• Task to carry out: Identify each line containing the word "value" and copy it.

• Entries shown:

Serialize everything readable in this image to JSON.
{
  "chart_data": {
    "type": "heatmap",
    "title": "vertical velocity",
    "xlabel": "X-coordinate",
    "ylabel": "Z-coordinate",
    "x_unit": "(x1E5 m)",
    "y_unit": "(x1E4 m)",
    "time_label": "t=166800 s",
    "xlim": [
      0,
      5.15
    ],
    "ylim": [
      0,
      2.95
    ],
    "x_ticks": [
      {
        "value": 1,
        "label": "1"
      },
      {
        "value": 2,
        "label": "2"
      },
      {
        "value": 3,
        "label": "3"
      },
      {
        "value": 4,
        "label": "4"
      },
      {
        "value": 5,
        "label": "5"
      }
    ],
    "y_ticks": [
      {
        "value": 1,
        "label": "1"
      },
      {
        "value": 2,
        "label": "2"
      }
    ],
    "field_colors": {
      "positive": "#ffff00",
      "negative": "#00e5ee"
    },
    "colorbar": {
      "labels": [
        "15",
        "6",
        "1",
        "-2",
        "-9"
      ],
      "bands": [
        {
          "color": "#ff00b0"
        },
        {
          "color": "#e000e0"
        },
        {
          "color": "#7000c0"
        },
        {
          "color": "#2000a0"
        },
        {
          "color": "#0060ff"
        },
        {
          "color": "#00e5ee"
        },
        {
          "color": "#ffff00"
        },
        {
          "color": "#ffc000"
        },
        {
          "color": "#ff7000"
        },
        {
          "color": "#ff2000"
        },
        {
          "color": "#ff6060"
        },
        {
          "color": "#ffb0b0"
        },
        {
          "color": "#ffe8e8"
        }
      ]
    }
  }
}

• Answer to the problem:
        "value": 1,
        "value": 2,
        "value": 3,
        "value": 4,
        "value": 5,
        "value": 1,
        "value": 2,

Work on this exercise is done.